Task brief
Identify the lines that contain the string "剔除减税降费因素", then copy each of them.

Dataset records
begin

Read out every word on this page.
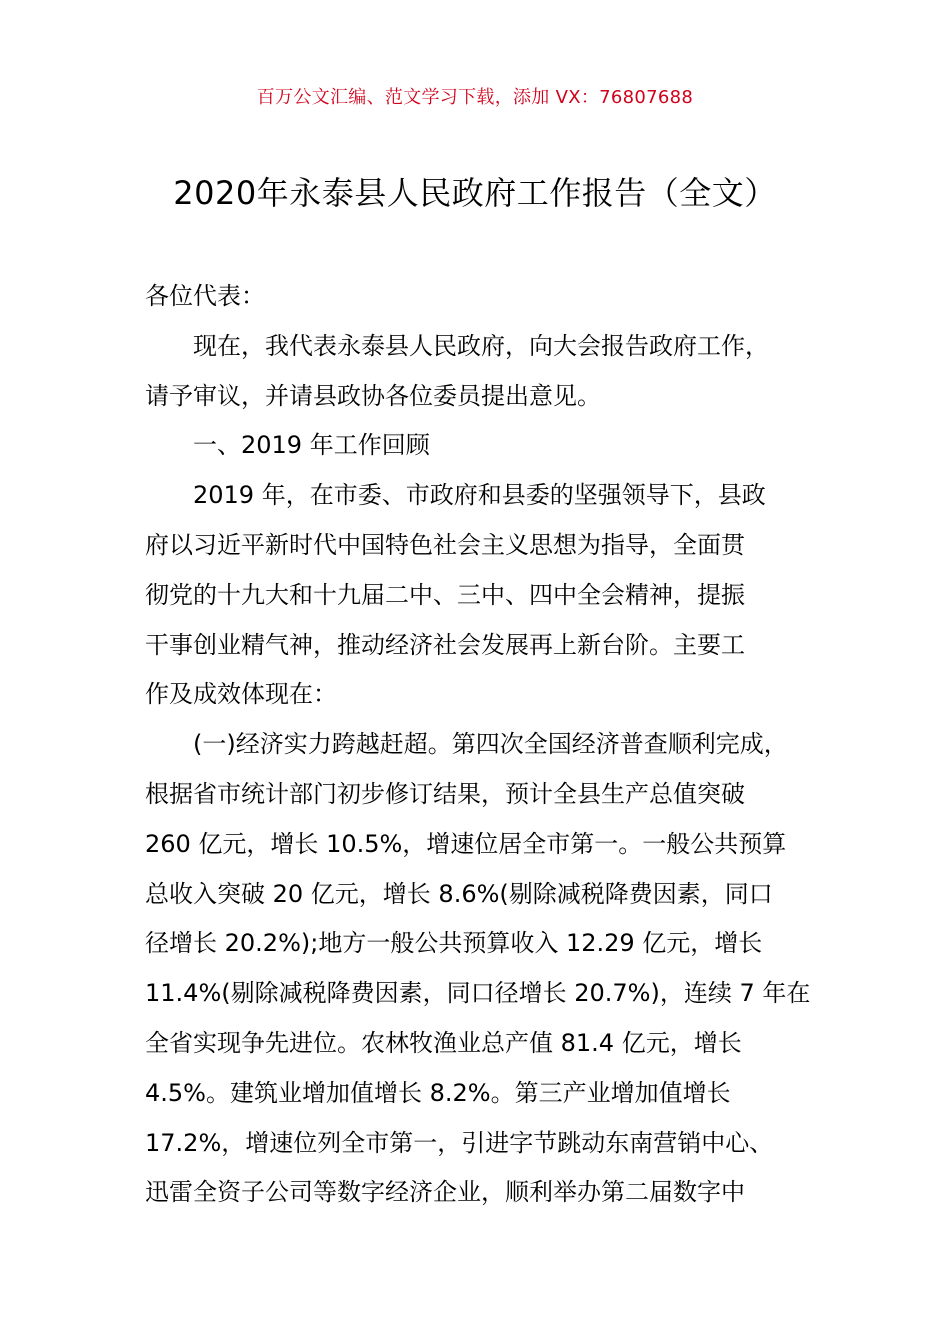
百万公文汇编、范文学习下载，添加 VX：76807688
2020年永泰县人民政府工作报告（全文）
各位代表：
现在，我代表永泰县人民政府，向大会报告政府工作，
请予审议，并请县政协各位委员提出意见。
一、2019 年工作回顾
2019 年，在市委、市政府和县委的坚强领导下，县政
府以习近平新时代中国特色社会主义思想为指导，全面贯
彻党的十九大和十九届二中、三中、四中全会精神，提振
干事创业精气神，推动经济社会发展再上新台阶。主要工
作及成效体现在：
(一)经济实力跨越赶超。第四次全国经济普查顺利完成，
根据省市统计部门初步修订结果，预计全县生产总值突破
260 亿元，增长 10.5%，增速位居全市第一。一般公共预算
总收入突破 20 亿元，增长 8.6%(剔除减税降费因素，同口
径增长 20.2%);地方一般公共预算收入 12.29 亿元，增长
11.4%(剔除减税降费因素，同口径增长 20.7%)，连续 7 年在
全省实现争先进位。农林牧渔业总产值 81.4 亿元，增长
4.5%。建筑业增加值增长 8.2%。第三产业增加值增长
17.2%，增速位列全市第一，引进字节跳动东南营销中心、
迅雷全资子公司等数字经济企业，顺利举办第二届数字中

end

In response
总收入突破 20 亿元，增长 8.6%(剔除减税降费因素，同口
11.4%(剔除减税降费因素，同口径增长 20.7%)，连续 7 年在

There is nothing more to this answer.